__Directive__. Omit all pictures. Copy the rest of the material exactly.

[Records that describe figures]
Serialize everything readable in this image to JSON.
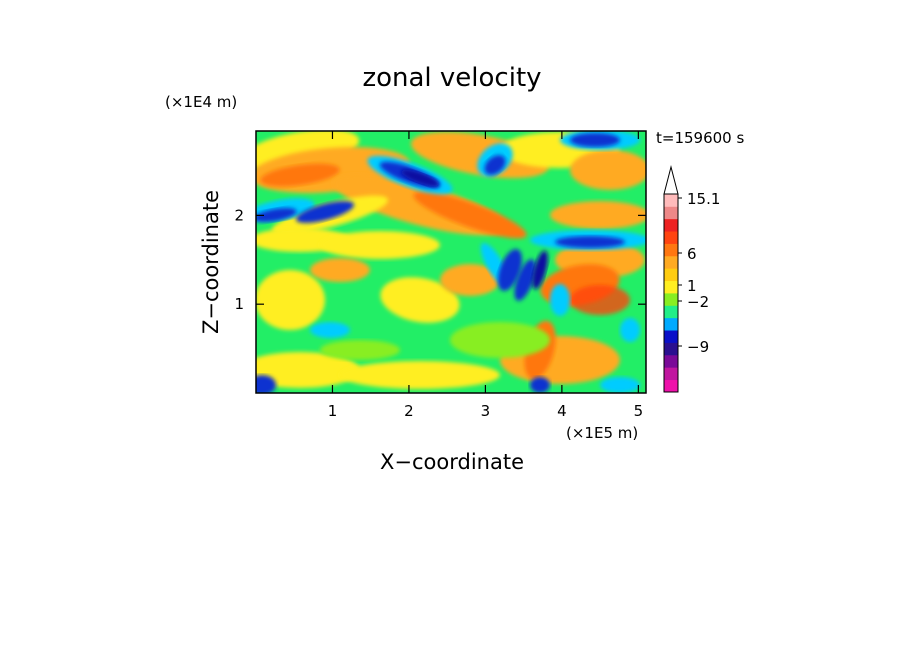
{
  "chart_data": {
    "type": "heatmap",
    "title": "zonal velocity",
    "xlabel": "X−coordinate",
    "ylabel": "Z−coordinate",
    "x_unit": "(×1E5 m)",
    "y_unit": "(×1E4 m)",
    "time_label": "t=159600 s",
    "xlim": [
      0,
      5.1
    ],
    "ylim": [
      0,
      2.95
    ],
    "x_ticks": [
      1,
      2,
      3,
      4,
      5
    ],
    "x_tick_labels": [
      "1",
      "2",
      "3",
      "4",
      "5"
    ],
    "y_ticks": [
      1,
      2
    ],
    "y_tick_labels": [
      "1",
      "2"
    ],
    "colorbar": {
      "colors": [
        "#ee11aa",
        "#c0169f",
        "#7a0a98",
        "#2a1090",
        "#0a10c8",
        "#00aaff",
        "#22ee88",
        "#88ee22",
        "#ffee22",
        "#ffcc11",
        "#ffaa22",
        "#ff7711",
        "#ff4411",
        "#ee2222",
        "#ee8888",
        "#ffbbbb"
      ],
      "tick_labels": [
        {
          "label": "15.1",
          "value": 15.1
        },
        {
          "label": "6",
          "value": 6
        },
        {
          "label": "1",
          "value": 1
        },
        {
          "label": "−2",
          "value": -2
        },
        {
          "label": "−9",
          "value": -9
        }
      ],
      "extend_max": true
    },
    "colormap_note": "blue = westward (negative), green/yellow near zero, red/orange = eastward (positive)"
  }
}
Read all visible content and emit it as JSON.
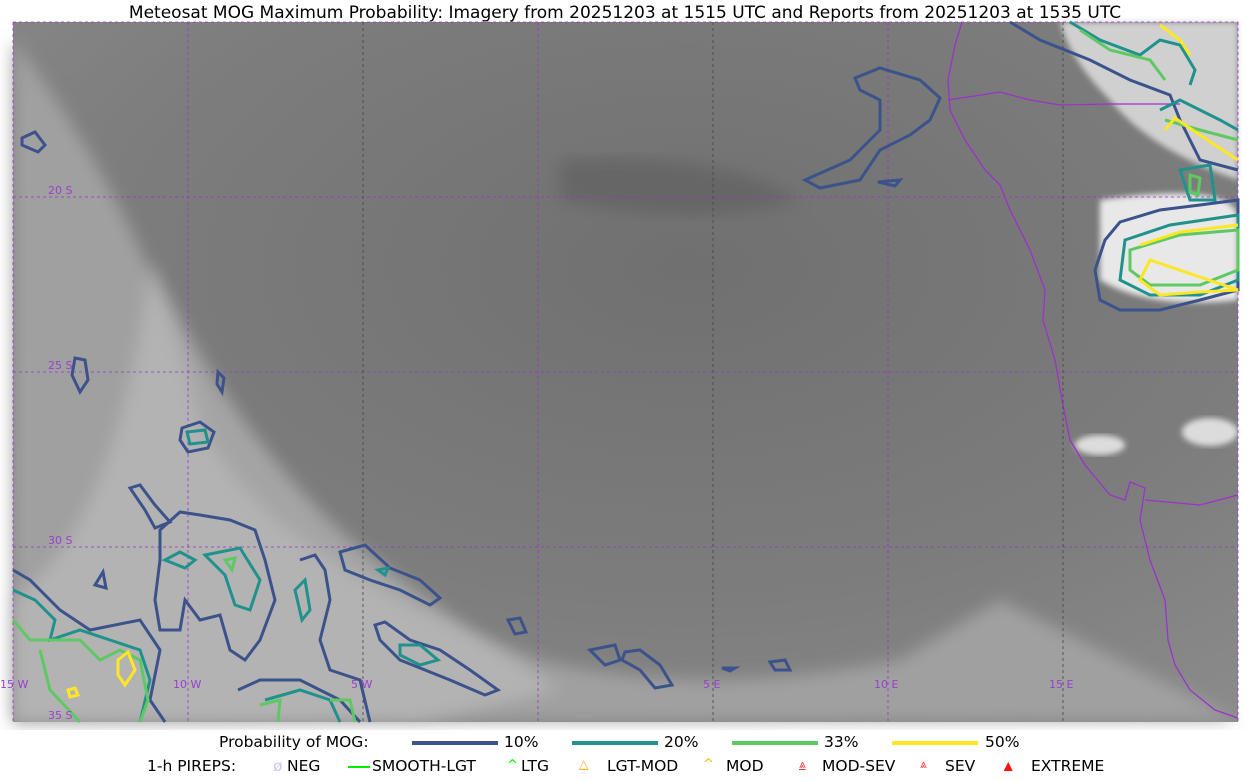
{
  "title": "Meteosat MOG Maximum Probability: Imagery from 20251203 at 1515 UTC and Reports from 20251203 at 1535 UTC",
  "map": {
    "latitude_labels": [
      "20 S",
      "25 S",
      "30 S",
      "35 S"
    ],
    "longitude_labels": [
      "15 W",
      "10 W",
      "5 W",
      "5 E",
      "10 E",
      "15 E"
    ],
    "grid_color": "#9933cc",
    "coastline_color": "#9933cc"
  },
  "legend": {
    "probability": {
      "label": "Probability of MOG:",
      "items": [
        {
          "label": "10%",
          "color": "#3b528b"
        },
        {
          "label": "20%",
          "color": "#21918c"
        },
        {
          "label": "33%",
          "color": "#5ec962"
        },
        {
          "label": "50%",
          "color": "#fde725"
        }
      ]
    },
    "pireps": {
      "label": "1-h PIREPS:",
      "items": [
        {
          "label": "NEG",
          "icon": "neg-circle-slash-icon",
          "color": "#c8c8f0"
        },
        {
          "label": "SMOOTH-LGT",
          "icon": "line-icon",
          "color": "#00ee00"
        },
        {
          "label": "LTG",
          "icon": "caret-icon",
          "color": "#00ee00"
        },
        {
          "label": "LGT-MOD",
          "icon": "caret-bar-icon",
          "color": "#ffb020"
        },
        {
          "label": "MOD",
          "icon": "caret-icon",
          "color": "#ffb020"
        },
        {
          "label": "MOD-SEV",
          "icon": "double-caret-bar-icon",
          "color": "#ff3030"
        },
        {
          "label": "SEV",
          "icon": "double-caret-icon",
          "color": "#ff3030"
        },
        {
          "label": "EXTREME",
          "icon": "filled-triangle-icon",
          "color": "#ff1010"
        }
      ]
    }
  }
}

__Complete output__.
Serialize everything readable in this image to JSON.
{
  "chart_data": {
    "type": "heatmap",
    "title": "zonal velocity",
    "xlabel": "X−coordinate",
    "ylabel": "Z−coordinate",
    "x_unit": "(×1E5 m)",
    "y_unit": "(×1E4 m)",
    "time_label": "t=159600 s",
    "xlim": [
      0,
      5.1
    ],
    "ylim": [
      0,
      2.95
    ],
    "x_ticks": [
      1,
      2,
      3,
      4,
      5
    ],
    "x_tick_labels": [
      "1",
      "2",
      "3",
      "4",
      "5"
    ],
    "y_ticks": [
      1,
      2
    ],
    "y_tick_labels": [
      "1",
      "2"
    ],
    "colorbar": {
      "colors": [
        "#ee11aa",
        "#c0169f",
        "#7a0a98",
        "#2a1090",
        "#0a10c8",
        "#00aaff",
        "#22ee88",
        "#88ee22",
        "#ffee22",
        "#ffcc11",
        "#ffaa22",
        "#ff7711",
        "#ff4411",
        "#ee2222",
        "#ee8888",
        "#ffbbbb"
      ],
      "tick_labels": [
        {
          "label": "15.1",
          "value": 15.1
        },
        {
          "label": "6",
          "value": 6
        },
        {
          "label": "1",
          "value": 1
        },
        {
          "label": "−2",
          "value": -2
        },
        {
          "label": "−9",
          "value": -9
        }
      ],
      "extend_max": true
    },
    "colormap_note": "blue = westward (negative), green/yellow near zero, red/orange = eastward (positive)"
  }
}
Read all visible content and emit it as JSON.
{
  "title": "Meteosat MOG Maximum Probability: Imagery from 20251203 at 1515 UTC and Reports from 20251203 at 1535 UTC",
  "map": {
    "latitude_labels": [
      "20 S",
      "25 S",
      "30 S",
      "35 S"
    ],
    "longitude_labels": [
      "15 W",
      "10 W",
      "5 W",
      "5 E",
      "10 E",
      "15 E"
    ],
    "grid_color": "#9933cc",
    "coastline_color": "#9933cc"
  },
  "legend": {
    "probability": {
      "label": "Probability of MOG:",
      "items": [
        {
          "label": "10%",
          "color": "#3b528b"
        },
        {
          "label": "20%",
          "color": "#21918c"
        },
        {
          "label": "33%",
          "color": "#5ec962"
        },
        {
          "label": "50%",
          "color": "#fde725"
        }
      ]
    },
    "pireps": {
      "label": "1-h PIREPS:",
      "items": [
        {
          "label": "NEG",
          "icon": "neg-circle-slash-icon",
          "color": "#c8c8f0"
        },
        {
          "label": "SMOOTH-LGT",
          "icon": "line-icon",
          "color": "#00ee00"
        },
        {
          "label": "LTG",
          "icon": "caret-icon",
          "color": "#00ee00"
        },
        {
          "label": "LGT-MOD",
          "icon": "caret-bar-icon",
          "color": "#ffb020"
        },
        {
          "label": "MOD",
          "icon": "caret-icon",
          "color": "#ffb020"
        },
        {
          "label": "MOD-SEV",
          "icon": "double-caret-bar-icon",
          "color": "#ff3030"
        },
        {
          "label": "SEV",
          "icon": "double-caret-icon",
          "color": "#ff3030"
        },
        {
          "label": "EXTREME",
          "icon": "filled-triangle-icon",
          "color": "#ff1010"
        }
      ]
    }
  }
}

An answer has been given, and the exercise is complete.